▸ Set exercise: List each line of the data that holds the string "przy".

[Start Records provided]

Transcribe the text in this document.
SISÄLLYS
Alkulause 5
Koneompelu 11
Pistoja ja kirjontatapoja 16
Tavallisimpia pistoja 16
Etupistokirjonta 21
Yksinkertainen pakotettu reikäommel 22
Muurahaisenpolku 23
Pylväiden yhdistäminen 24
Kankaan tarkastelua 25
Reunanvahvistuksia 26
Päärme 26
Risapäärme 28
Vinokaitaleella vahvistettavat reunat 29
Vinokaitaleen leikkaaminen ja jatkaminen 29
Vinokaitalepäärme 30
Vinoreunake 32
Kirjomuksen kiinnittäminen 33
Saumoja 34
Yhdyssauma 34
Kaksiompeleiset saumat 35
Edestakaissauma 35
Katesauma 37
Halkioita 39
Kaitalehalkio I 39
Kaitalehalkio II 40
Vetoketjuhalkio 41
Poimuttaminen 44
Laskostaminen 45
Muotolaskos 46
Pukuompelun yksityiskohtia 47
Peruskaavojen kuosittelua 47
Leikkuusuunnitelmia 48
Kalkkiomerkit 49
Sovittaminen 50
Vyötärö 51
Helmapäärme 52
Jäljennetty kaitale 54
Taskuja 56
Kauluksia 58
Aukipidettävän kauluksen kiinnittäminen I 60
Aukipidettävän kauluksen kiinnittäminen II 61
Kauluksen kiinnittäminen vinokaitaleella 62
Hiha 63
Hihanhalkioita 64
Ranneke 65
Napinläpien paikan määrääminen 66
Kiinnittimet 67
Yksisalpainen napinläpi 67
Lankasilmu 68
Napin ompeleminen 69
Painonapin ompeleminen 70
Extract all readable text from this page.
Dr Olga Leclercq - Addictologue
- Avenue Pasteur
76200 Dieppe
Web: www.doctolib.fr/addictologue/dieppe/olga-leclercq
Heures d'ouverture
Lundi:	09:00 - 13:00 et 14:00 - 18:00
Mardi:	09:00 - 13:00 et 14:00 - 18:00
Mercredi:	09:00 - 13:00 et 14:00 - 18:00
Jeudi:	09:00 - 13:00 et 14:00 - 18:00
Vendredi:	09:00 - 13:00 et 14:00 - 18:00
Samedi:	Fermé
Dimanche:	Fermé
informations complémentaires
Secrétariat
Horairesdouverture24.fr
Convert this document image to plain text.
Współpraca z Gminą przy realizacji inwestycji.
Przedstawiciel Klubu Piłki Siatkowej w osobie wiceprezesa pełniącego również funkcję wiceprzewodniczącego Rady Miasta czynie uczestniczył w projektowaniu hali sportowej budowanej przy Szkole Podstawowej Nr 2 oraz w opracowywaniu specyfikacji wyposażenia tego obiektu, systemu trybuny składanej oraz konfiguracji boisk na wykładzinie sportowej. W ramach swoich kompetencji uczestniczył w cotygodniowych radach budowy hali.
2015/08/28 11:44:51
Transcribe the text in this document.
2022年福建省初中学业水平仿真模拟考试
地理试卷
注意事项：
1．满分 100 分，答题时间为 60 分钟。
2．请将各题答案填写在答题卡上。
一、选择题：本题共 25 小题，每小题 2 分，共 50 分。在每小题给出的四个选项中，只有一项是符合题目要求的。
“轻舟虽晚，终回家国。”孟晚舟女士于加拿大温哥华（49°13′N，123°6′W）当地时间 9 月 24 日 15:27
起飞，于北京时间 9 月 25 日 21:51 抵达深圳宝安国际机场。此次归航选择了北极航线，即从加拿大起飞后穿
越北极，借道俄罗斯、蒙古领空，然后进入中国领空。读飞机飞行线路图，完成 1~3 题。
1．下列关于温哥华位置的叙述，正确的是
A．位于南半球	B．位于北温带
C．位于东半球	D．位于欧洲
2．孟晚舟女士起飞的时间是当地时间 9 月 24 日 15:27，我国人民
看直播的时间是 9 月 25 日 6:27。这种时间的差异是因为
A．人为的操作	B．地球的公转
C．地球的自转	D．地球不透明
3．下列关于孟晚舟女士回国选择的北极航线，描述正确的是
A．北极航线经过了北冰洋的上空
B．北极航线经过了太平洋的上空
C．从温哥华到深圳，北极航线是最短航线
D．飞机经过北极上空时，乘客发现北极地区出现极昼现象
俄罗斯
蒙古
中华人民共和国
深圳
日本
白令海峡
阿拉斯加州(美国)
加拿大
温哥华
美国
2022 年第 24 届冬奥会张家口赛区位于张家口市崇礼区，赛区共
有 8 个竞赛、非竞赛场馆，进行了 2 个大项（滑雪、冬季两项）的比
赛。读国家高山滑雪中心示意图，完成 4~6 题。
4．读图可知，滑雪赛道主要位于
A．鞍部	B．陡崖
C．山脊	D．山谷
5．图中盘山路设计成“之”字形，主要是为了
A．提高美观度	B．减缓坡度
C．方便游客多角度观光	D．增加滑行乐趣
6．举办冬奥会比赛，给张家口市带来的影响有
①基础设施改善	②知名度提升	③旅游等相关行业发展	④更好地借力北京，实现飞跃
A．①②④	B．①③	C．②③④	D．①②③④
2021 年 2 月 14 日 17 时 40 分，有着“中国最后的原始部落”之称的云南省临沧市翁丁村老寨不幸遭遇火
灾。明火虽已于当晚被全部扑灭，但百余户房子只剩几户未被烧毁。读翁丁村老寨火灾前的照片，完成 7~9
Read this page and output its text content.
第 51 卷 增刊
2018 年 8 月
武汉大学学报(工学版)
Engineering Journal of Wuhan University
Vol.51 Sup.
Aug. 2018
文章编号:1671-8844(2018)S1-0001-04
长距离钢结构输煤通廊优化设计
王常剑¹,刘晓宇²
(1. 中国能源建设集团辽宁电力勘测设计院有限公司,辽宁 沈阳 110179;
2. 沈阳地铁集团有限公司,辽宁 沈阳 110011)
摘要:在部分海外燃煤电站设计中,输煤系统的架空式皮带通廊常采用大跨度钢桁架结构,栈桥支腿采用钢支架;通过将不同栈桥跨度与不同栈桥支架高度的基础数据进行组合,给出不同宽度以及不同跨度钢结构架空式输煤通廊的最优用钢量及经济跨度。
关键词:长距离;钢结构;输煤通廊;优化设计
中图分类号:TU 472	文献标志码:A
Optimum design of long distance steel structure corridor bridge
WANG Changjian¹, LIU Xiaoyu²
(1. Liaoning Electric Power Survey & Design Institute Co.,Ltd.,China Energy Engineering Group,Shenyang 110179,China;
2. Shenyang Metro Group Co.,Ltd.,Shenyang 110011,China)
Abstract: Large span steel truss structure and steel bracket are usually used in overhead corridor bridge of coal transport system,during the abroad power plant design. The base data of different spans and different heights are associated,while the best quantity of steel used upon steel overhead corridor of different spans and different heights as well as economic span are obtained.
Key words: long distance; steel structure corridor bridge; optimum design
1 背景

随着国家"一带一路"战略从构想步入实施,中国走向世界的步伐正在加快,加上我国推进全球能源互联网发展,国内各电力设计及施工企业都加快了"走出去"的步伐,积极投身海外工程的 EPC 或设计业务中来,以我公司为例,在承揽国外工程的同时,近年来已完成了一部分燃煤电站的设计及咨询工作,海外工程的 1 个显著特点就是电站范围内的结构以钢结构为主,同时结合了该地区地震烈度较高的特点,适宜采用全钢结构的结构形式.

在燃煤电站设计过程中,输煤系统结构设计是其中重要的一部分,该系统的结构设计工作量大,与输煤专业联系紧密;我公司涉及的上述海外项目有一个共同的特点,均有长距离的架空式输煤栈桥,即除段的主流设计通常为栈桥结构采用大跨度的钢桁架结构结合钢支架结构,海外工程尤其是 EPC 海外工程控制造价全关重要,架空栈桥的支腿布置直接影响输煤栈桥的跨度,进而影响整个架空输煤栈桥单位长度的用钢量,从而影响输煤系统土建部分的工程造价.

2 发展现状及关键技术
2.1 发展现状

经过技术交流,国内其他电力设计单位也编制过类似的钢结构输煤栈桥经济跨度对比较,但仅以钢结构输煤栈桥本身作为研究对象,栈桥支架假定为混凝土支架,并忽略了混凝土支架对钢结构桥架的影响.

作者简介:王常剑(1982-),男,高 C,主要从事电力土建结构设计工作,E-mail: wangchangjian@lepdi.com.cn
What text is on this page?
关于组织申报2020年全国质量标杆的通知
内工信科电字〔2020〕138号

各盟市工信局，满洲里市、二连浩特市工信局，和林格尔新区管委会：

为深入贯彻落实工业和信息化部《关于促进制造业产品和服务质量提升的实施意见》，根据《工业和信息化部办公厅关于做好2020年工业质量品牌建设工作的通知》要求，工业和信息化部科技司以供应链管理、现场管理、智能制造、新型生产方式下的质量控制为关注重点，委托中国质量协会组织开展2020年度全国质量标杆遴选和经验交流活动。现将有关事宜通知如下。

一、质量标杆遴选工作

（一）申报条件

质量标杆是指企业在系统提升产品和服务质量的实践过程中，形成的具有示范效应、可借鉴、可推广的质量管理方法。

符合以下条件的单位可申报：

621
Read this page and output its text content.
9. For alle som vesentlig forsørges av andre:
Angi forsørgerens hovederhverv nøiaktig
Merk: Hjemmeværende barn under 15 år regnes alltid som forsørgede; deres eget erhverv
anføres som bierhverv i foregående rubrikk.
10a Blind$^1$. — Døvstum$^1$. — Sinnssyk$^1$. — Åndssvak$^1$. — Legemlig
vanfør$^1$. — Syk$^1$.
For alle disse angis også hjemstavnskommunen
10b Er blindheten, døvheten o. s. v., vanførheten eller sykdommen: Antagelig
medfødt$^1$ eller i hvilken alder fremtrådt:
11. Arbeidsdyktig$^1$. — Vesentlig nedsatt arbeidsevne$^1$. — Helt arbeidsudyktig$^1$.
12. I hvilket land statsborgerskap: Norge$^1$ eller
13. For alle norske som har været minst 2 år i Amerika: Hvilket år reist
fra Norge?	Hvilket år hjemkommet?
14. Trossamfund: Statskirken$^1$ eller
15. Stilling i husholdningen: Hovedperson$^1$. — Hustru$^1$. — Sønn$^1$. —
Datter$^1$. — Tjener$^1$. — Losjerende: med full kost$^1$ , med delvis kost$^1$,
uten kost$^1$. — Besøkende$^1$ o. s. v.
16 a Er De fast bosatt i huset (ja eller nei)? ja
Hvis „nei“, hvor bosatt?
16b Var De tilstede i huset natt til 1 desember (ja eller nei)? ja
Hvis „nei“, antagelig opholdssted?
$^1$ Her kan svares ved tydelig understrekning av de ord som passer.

[End Records provided]

▸ The response:
Współpraca z Gminą przy realizacji inwestycji.
Przedstawiciel Klubu Piłki Siatkowej w osobie wiceprezesa pełniącego również funkcję wiceprzewodniczącego Rady Miasta czynie uczestniczył w projektowaniu hali sportowej budowanej przy Szkole Podstawowej Nr 2 oraz w opracowywaniu specyfikacji wyposażenia tego obiektu, systemu trybuny składanej oraz konfiguracji boisk na wykładzinie sportowej. W ramach swoich kompetencji uczestniczył w cotygodniowych radach budowy hali.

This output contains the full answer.